* **Task statement**: Every line below must be reproduced exactly. Copy them all.

* **Input for this task**:
================================

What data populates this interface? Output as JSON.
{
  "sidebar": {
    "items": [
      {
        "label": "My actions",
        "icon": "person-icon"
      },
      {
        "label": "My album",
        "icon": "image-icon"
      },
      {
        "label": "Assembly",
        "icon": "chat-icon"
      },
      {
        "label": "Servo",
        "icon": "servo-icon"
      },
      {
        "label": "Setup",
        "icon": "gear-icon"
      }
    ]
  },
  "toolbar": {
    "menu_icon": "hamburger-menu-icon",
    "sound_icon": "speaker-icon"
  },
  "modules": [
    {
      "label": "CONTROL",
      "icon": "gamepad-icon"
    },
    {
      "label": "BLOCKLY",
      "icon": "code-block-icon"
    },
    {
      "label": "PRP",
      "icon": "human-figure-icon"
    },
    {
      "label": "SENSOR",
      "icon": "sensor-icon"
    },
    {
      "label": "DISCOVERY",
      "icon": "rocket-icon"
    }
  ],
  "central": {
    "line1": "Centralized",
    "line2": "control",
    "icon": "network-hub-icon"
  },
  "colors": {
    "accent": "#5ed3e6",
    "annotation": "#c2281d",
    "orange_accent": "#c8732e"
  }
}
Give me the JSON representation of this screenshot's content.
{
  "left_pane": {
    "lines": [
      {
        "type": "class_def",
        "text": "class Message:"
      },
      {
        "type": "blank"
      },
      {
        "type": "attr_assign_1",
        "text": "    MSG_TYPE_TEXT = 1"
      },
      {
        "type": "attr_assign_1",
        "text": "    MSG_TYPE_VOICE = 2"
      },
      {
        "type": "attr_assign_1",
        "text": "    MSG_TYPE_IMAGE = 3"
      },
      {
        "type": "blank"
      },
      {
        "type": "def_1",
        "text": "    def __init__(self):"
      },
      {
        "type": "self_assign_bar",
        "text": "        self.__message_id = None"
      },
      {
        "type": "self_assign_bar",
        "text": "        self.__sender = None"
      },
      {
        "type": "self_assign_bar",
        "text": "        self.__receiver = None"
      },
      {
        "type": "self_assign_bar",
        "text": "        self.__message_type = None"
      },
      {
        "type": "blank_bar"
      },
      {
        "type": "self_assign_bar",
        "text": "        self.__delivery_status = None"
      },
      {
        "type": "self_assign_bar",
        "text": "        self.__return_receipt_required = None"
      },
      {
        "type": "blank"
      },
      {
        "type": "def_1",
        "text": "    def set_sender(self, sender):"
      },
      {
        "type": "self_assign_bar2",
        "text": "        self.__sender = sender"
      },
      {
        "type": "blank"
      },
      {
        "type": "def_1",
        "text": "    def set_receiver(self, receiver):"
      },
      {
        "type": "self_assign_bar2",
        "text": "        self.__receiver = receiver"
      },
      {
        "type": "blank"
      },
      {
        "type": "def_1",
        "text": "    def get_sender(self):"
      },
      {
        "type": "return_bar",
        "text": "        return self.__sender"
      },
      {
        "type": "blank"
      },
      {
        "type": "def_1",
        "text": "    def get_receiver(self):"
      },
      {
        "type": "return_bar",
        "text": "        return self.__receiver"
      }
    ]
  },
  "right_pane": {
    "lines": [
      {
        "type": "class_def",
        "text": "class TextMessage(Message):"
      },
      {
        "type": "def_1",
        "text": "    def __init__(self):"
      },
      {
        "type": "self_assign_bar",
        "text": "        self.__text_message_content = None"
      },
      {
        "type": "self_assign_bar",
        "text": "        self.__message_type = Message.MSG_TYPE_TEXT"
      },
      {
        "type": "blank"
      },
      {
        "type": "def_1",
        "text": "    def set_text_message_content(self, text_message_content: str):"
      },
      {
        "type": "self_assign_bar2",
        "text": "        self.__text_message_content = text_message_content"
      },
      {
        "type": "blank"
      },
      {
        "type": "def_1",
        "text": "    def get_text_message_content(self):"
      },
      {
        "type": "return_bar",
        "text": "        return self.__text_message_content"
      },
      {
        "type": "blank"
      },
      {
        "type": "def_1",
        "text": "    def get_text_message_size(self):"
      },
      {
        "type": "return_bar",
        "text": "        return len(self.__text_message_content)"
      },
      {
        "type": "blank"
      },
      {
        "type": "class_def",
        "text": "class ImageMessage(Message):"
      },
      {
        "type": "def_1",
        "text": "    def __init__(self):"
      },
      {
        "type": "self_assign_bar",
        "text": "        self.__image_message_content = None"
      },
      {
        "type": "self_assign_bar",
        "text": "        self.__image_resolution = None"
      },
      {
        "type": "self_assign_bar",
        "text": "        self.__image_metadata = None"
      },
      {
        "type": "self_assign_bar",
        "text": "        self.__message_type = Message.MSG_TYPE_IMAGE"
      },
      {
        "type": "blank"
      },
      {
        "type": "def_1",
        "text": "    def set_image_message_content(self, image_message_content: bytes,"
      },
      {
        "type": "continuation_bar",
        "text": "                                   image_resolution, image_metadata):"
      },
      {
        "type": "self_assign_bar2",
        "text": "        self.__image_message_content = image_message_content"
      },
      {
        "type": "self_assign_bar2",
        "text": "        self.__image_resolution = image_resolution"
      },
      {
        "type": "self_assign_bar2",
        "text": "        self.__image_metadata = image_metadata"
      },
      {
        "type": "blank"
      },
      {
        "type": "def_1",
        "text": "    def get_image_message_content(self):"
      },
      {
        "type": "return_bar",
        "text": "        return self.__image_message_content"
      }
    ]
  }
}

================================

* **The result**:
What data populates this interface? Output as JSON.
{
  "sidebar": {
    "items": [
      {
        "label": "My actions",
        "icon": "person-icon"
      },
      {
        "label": "My album",
        "icon": "image-icon"
      },
      {
        "label": "Assembly",
        "icon": "chat-icon"
      },
      {
        "label": "Servo",
        "icon": "servo-icon"
      },
      {
        "label": "Setup",
        "icon": "gear-icon"
      }
    ]
  },
  "toolbar": {
    "menu_icon": "hamburger-menu-icon",
    "sound_icon": "speaker-icon"
  },
  "modules": [
    {
      "label": "CONTROL",
      "icon": "gamepad-icon"
    },
    {
      "label": "BLOCKLY",
      "icon": "code-block-icon"
    },
    {
      "label": "PRP",
      "icon": "human-figure-icon"
    },
    {
      "label": "SENSOR",
      "icon": "sensor-icon"
    },
    {
      "label": "DISCOVERY",
      "icon": "rocket-icon"
    }
  ],
  "central": {
    "line1": "Centralized",
    "line2": "control",
    "icon": "network-hub-icon"
  },
  "colors": {
    "accent": "#5ed3e6",
    "annotation": "#c2281d",
    "orange_accent": "#c8732e"
  }
}
Give me the JSON representation of this screenshot's content.
{
  "left_pane": {
    "lines": [
      {
        "type": "class_def",
        "text": "class Message:"
      },
      {
        "type": "blank"
      },
      {
        "type": "attr_assign_1",
        "text": "    MSG_TYPE_TEXT = 1"
      },
      {
        "type": "attr_assign_1",
        "text": "    MSG_TYPE_VOICE = 2"
      },
      {
        "type": "attr_assign_1",
        "text": "    MSG_TYPE_IMAGE = 3"
      },
      {
        "type": "blank"
      },
      {
        "type": "def_1",
        "text": "    def __init__(self):"
      },
      {
        "type": "self_assign_bar",
        "text": "        self.__message_id = None"
      },
      {
        "type": "self_assign_bar",
        "text": "        self.__sender = None"
      },
      {
        "type": "self_assign_bar",
        "text": "        self.__receiver = None"
      },
      {
        "type": "self_assign_bar",
        "text": "        self.__message_type = None"
      },
      {
        "type": "blank_bar"
      },
      {
        "type": "self_assign_bar",
        "text": "        self.__delivery_status = None"
      },
      {
        "type": "self_assign_bar",
        "text": "        self.__return_receipt_required = None"
      },
      {
        "type": "blank"
      },
      {
        "type": "def_1",
        "text": "    def set_sender(self, sender):"
      },
      {
        "type": "self_assign_bar2",
        "text": "        self.__sender = sender"
      },
      {
        "type": "blank"
      },
      {
        "type": "def_1",
        "text": "    def set_receiver(self, receiver):"
      },
      {
        "type": "self_assign_bar2",
        "text": "        self.__receiver = receiver"
      },
      {
        "type": "blank"
      },
      {
        "type": "def_1",
        "text": "    def get_sender(self):"
      },
      {
        "type": "return_bar",
        "text": "        return self.__sender"
      },
      {
        "type": "blank"
      },
      {
        "type": "def_1",
        "text": "    def get_receiver(self):"
      },
      {
        "type": "return_bar",
        "text": "        return self.__receiver"
      }
    ]
  },
  "right_pane": {
    "lines": [
      {
        "type": "class_def",
        "text": "class TextMessage(Message):"
      },
      {
        "type": "def_1",
        "text": "    def __init__(self):"
      },
      {
        "type": "self_assign_bar",
        "text": "        self.__text_message_content = None"
      },
      {
        "type": "self_assign_bar",
        "text": "        self.__message_type = Message.MSG_TYPE_TEXT"
      },
      {
        "type": "blank"
      },
      {
        "type": "def_1",
        "text": "    def set_text_message_content(self, text_message_content: str):"
      },
      {
        "type": "self_assign_bar2",
        "text": "        self.__text_message_content = text_message_content"
      },
      {
        "type": "blank"
      },
      {
        "type": "def_1",
        "text": "    def get_text_message_content(self):"
      },
      {
        "type": "return_bar",
        "text": "        return self.__text_message_content"
      },
      {
        "type": "blank"
      },
      {
        "type": "def_1",
        "text": "    def get_text_message_size(self):"
      },
      {
        "type": "return_bar",
        "text": "        return len(self.__text_message_content)"
      },
      {
        "type": "blank"
      },
      {
        "type": "class_def",
        "text": "class ImageMessage(Message):"
      },
      {
        "type": "def_1",
        "text": "    def __init__(self):"
      },
      {
        "type": "self_assign_bar",
        "text": "        self.__image_message_content = None"
      },
      {
        "type": "self_assign_bar",
        "text": "        self.__image_resolution = None"
      },
      {
        "type": "self_assign_bar",
        "text": "        self.__image_metadata = None"
      },
      {
        "type": "self_assign_bar",
        "text": "        self.__message_type = Message.MSG_TYPE_IMAGE"
      },
      {
        "type": "blank"
      },
      {
        "type": "def_1",
        "text": "    def set_image_message_content(self, image_message_content: bytes,"
      },
      {
        "type": "continuation_bar",
        "text": "                                   image_resolution, image_metadata):"
      },
      {
        "type": "self_assign_bar2",
        "text": "        self.__image_message_content = image_message_content"
      },
      {
        "type": "self_assign_bar2",
        "text": "        self.__image_resolution = image_resolution"
      },
      {
        "type": "self_assign_bar2",
        "text": "        self.__image_metadata = image_metadata"
      },
      {
        "type": "blank"
      },
      {
        "type": "def_1",
        "text": "    def get_image_message_content(self):"
      },
      {
        "type": "return_bar",
        "text": "        return self.__image_message_content"
      }
    ]
  }
}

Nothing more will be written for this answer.